> _EXERCISE TASK_
Counting only lines that hold "JSON", give the total and nothing more.

**** LISTED ENTRIES ****

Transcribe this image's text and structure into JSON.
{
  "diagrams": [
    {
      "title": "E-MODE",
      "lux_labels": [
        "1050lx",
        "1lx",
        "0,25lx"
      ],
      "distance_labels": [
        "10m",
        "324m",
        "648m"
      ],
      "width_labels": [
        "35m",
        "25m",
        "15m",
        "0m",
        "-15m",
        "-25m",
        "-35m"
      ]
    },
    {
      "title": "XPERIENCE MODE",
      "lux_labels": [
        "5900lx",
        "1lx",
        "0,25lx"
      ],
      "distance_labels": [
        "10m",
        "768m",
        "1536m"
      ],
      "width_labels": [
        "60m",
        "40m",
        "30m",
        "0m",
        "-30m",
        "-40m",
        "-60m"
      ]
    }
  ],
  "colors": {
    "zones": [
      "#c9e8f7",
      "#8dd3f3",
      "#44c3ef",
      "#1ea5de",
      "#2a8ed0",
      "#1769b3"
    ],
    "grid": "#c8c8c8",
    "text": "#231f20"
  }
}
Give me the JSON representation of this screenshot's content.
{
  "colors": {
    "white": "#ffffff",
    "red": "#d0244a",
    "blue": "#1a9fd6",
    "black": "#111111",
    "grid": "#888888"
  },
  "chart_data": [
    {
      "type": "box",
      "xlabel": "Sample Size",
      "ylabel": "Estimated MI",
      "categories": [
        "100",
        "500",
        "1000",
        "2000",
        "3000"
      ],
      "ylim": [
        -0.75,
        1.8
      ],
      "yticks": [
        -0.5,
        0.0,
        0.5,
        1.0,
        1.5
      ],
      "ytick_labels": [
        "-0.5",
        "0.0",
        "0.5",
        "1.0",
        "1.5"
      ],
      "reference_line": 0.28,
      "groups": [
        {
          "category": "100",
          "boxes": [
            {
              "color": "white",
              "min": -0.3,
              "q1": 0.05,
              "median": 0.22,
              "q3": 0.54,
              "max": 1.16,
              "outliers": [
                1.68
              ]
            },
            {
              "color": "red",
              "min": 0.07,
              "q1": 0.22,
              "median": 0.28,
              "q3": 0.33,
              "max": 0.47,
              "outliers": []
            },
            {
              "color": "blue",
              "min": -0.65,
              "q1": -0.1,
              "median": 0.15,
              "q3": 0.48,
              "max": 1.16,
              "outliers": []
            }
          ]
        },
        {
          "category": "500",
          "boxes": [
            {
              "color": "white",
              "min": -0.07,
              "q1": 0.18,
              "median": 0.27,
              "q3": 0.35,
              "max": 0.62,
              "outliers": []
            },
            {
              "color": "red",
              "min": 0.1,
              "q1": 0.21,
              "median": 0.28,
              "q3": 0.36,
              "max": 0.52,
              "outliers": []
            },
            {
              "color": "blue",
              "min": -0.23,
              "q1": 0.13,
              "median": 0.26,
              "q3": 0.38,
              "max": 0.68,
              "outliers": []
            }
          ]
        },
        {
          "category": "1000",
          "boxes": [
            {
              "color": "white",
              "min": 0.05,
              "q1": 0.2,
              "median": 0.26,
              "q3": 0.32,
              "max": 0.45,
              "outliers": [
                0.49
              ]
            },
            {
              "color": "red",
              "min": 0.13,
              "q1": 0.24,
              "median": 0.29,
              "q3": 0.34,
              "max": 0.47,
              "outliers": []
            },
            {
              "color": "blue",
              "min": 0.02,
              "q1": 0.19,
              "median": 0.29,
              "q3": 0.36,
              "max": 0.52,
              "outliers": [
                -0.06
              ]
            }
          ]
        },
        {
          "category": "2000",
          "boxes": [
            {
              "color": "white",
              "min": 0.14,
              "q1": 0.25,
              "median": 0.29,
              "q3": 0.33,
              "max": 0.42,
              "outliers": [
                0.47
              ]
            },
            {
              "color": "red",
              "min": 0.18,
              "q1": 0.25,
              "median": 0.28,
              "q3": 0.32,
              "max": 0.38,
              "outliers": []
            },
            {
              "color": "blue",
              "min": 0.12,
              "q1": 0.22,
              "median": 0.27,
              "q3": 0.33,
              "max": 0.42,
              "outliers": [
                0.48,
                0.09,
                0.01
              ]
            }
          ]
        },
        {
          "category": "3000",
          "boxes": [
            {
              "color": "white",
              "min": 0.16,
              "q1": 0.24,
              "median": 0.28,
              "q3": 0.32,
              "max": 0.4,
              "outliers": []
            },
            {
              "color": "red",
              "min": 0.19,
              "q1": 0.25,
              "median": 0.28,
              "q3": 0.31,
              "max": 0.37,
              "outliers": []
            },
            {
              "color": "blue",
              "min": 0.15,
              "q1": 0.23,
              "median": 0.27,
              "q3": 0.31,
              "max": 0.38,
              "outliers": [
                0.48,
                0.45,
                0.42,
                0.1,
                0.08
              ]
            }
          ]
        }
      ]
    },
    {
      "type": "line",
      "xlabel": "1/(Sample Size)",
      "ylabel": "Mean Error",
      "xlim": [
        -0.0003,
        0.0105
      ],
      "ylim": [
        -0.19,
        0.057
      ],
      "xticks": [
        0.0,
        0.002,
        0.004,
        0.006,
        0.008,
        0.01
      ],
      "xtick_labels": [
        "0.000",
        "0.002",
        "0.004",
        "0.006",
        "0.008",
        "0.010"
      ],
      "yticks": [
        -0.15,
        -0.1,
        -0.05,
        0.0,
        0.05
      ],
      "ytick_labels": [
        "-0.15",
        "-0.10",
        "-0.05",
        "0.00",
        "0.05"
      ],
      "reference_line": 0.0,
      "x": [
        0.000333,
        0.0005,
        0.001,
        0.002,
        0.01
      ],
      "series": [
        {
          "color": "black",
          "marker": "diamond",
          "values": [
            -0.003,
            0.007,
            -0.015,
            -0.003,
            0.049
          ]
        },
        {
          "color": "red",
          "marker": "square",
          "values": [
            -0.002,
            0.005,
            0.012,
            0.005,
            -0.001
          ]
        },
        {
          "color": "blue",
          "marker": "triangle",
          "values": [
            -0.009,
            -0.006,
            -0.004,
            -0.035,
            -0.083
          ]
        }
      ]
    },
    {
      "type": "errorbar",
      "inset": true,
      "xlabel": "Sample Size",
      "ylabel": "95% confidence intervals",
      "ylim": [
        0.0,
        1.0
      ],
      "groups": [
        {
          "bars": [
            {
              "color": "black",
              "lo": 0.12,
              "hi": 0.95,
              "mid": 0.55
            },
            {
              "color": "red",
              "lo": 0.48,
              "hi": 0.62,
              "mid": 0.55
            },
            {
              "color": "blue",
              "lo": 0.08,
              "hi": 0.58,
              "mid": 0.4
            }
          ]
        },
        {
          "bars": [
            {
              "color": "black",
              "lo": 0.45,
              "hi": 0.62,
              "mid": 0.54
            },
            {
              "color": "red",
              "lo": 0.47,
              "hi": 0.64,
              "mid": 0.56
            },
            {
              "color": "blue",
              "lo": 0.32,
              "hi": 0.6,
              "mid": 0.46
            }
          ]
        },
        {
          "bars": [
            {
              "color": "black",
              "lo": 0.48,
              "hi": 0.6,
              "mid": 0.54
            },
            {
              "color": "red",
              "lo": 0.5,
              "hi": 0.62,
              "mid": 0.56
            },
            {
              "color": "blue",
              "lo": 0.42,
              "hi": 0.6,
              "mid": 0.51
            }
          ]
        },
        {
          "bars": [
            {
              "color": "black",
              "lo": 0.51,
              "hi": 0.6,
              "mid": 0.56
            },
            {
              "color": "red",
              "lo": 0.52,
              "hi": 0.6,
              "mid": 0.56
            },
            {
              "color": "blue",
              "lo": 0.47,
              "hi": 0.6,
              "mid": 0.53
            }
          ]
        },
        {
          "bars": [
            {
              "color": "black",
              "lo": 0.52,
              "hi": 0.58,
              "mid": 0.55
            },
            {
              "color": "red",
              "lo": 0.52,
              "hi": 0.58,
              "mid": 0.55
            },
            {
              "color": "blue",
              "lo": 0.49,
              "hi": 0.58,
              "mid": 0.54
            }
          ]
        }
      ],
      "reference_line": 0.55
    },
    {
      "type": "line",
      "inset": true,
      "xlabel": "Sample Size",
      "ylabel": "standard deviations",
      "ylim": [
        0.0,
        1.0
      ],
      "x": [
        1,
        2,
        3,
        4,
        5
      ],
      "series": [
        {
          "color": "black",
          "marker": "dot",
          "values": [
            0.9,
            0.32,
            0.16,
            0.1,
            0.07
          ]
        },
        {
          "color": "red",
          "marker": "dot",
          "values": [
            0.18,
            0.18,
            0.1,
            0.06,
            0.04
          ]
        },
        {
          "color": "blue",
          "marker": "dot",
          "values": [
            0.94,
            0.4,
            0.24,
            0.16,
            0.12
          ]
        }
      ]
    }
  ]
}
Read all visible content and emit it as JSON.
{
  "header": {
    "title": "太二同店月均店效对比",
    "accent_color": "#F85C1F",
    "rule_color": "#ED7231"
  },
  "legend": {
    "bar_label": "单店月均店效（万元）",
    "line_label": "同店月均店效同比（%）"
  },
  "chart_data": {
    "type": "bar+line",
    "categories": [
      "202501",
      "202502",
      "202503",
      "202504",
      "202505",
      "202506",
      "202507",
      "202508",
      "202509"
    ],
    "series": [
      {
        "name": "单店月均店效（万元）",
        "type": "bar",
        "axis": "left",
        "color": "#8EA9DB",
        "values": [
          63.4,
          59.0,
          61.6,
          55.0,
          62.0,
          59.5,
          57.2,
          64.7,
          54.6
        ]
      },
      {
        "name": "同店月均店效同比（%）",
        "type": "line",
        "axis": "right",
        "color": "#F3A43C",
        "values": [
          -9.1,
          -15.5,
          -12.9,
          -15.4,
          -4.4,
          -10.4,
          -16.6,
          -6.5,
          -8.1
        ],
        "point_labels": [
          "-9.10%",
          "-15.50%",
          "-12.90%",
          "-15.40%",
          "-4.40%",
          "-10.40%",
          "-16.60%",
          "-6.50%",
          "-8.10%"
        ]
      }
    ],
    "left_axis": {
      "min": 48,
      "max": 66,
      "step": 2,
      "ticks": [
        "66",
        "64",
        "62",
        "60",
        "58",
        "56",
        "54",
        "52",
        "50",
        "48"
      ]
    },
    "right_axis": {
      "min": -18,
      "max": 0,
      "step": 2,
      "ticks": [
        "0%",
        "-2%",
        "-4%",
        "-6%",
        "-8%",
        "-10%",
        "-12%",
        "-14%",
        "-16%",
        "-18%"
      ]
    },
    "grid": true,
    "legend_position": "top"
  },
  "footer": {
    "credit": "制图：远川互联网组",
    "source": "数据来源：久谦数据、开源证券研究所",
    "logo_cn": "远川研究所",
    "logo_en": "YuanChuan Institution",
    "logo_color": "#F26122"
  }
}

****

> _ANSWER FOR THE TASK_
3